>>>>>

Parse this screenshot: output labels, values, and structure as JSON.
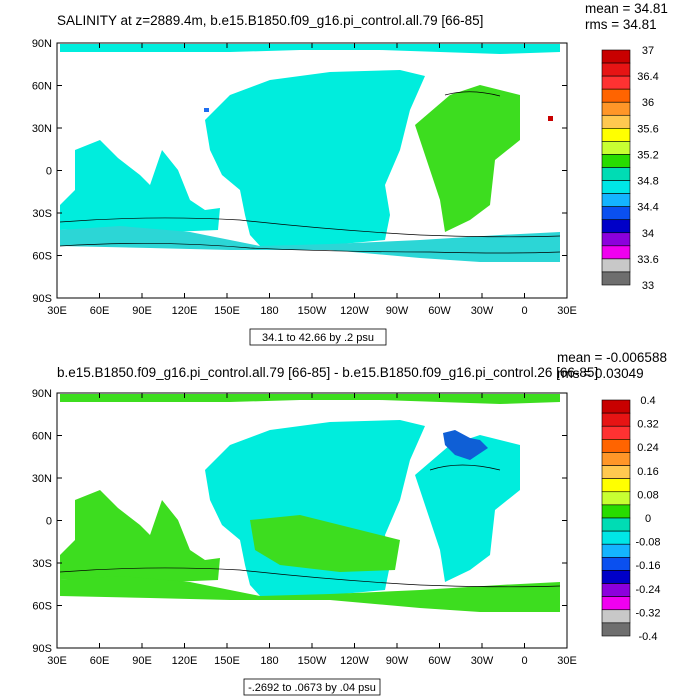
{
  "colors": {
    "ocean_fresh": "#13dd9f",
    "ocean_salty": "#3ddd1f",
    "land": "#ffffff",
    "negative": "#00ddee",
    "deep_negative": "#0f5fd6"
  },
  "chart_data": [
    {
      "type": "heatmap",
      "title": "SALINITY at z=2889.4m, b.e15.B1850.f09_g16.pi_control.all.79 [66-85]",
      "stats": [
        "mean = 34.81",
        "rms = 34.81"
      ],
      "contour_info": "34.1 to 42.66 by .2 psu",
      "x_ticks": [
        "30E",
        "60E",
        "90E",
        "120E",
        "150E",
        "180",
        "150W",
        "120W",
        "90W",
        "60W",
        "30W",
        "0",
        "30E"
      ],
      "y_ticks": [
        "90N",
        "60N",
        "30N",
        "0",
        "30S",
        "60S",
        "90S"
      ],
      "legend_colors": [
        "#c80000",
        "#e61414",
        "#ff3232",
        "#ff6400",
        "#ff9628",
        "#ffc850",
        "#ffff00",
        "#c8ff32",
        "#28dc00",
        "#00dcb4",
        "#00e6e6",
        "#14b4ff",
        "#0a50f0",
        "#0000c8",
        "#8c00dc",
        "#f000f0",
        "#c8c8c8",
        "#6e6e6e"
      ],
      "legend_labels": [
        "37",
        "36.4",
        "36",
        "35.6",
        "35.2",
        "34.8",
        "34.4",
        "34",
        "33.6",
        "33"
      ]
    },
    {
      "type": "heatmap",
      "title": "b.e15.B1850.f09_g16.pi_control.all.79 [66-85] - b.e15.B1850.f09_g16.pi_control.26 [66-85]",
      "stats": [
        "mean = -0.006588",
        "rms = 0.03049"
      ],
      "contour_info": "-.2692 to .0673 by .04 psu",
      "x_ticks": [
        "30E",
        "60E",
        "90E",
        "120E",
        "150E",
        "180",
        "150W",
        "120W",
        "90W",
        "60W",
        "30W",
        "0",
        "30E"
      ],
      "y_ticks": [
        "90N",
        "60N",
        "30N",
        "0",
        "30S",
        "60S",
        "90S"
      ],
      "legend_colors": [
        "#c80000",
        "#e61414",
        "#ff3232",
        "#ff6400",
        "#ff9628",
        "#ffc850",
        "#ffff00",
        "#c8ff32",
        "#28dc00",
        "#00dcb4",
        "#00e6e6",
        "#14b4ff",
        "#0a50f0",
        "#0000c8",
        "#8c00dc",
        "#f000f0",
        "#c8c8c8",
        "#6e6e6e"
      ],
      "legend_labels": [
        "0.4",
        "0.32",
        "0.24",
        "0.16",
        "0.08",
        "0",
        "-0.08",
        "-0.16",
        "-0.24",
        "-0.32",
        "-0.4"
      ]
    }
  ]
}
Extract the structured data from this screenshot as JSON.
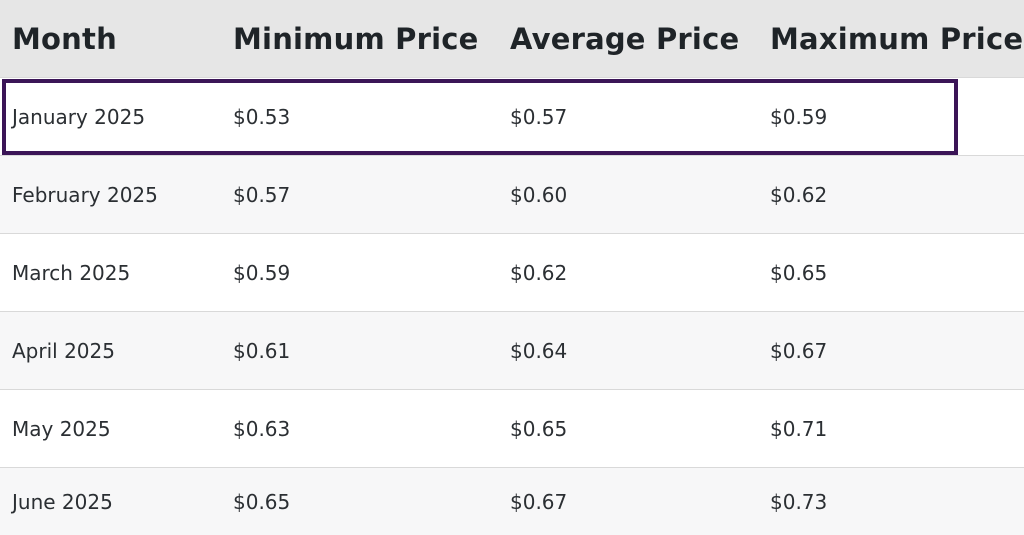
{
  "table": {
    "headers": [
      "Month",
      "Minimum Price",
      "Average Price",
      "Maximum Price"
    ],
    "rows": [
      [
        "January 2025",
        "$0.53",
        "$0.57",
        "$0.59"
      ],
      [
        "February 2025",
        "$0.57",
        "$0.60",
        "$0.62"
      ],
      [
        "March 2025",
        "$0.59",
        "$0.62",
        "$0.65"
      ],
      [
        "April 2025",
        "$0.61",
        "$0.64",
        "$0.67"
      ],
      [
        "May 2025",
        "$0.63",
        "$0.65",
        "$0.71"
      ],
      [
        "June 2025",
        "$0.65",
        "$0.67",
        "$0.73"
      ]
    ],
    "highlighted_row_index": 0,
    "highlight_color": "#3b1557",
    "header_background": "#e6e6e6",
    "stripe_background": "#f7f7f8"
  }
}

<<<<<

= Task statement =
Excluding the pictures, reproduce every entry exactly as given.

= Task solution =
Parse this screenshot: output labels, values, and structure as JSON.
{
  "colors": {
    "ocean_fresh": "#13dd9f",
    "ocean_salty": "#3ddd1f",
    "land": "#ffffff",
    "negative": "#00ddee",
    "deep_negative": "#0f5fd6"
  },
  "chart_data": [
    {
      "type": "heatmap",
      "title": "SALINITY at z=2889.4m, b.e15.B1850.f09_g16.pi_control.all.79 [66-85]",
      "stats": [
        "mean = 34.81",
        "rms = 34.81"
      ],
      "contour_info": "34.1 to 42.66 by .2 psu",
      "x_ticks": [
        "30E",
        "60E",
        "90E",
        "120E",
        "150E",
        "180",
        "150W",
        "120W",
        "90W",
        "60W",
        "30W",
        "0",
        "30E"
      ],
      "y_ticks": [
        "90N",
        "60N",
        "30N",
        "0",
        "30S",
        "60S",
        "90S"
      ],
      "legend_colors": [
        "#c80000",
        "#e61414",
        "#ff3232",
        "#ff6400",
        "#ff9628",
        "#ffc850",
        "#ffff00",
        "#c8ff32",
        "#28dc00",
        "#00dcb4",
        "#00e6e6",
        "#14b4ff",
        "#0a50f0",
        "#0000c8",
        "#8c00dc",
        "#f000f0",
        "#c8c8c8",
        "#6e6e6e"
      ],
      "legend_labels": [
        "37",
        "36.4",
        "36",
        "35.6",
        "35.2",
        "34.8",
        "34.4",
        "34",
        "33.6",
        "33"
      ]
    },
    {
      "type": "heatmap",
      "title": "b.e15.B1850.f09_g16.pi_control.all.79 [66-85] - b.e15.B1850.f09_g16.pi_control.26 [66-85]",
      "stats": [
        "mean = -0.006588",
        "rms = 0.03049"
      ],
      "contour_info": "-.2692 to .0673 by .04 psu",
      "x_ticks": [
        "30E",
        "60E",
        "90E",
        "120E",
        "150E",
        "180",
        "150W",
        "120W",
        "90W",
        "60W",
        "30W",
        "0",
        "30E"
      ],
      "y_ticks": [
        "90N",
        "60N",
        "30N",
        "0",
        "30S",
        "60S",
        "90S"
      ],
      "legend_colors": [
        "#c80000",
        "#e61414",
        "#ff3232",
        "#ff6400",
        "#ff9628",
        "#ffc850",
        "#ffff00",
        "#c8ff32",
        "#28dc00",
        "#00dcb4",
        "#00e6e6",
        "#14b4ff",
        "#0a50f0",
        "#0000c8",
        "#8c00dc",
        "#f000f0",
        "#c8c8c8",
        "#6e6e6e"
      ],
      "legend_labels": [
        "0.4",
        "0.32",
        "0.24",
        "0.16",
        "0.08",
        "0",
        "-0.08",
        "-0.16",
        "-0.24",
        "-0.32",
        "-0.4"
      ]
    }
  ]
}
Extract the structured data from this screenshot as JSON.
{
  "table": {
    "headers": [
      "Month",
      "Minimum Price",
      "Average Price",
      "Maximum Price"
    ],
    "rows": [
      [
        "January 2025",
        "$0.53",
        "$0.57",
        "$0.59"
      ],
      [
        "February 2025",
        "$0.57",
        "$0.60",
        "$0.62"
      ],
      [
        "March 2025",
        "$0.59",
        "$0.62",
        "$0.65"
      ],
      [
        "April 2025",
        "$0.61",
        "$0.64",
        "$0.67"
      ],
      [
        "May 2025",
        "$0.63",
        "$0.65",
        "$0.71"
      ],
      [
        "June 2025",
        "$0.65",
        "$0.67",
        "$0.73"
      ]
    ],
    "highlighted_row_index": 0,
    "highlight_color": "#3b1557",
    "header_background": "#e6e6e6",
    "stripe_background": "#f7f7f8"
  }
}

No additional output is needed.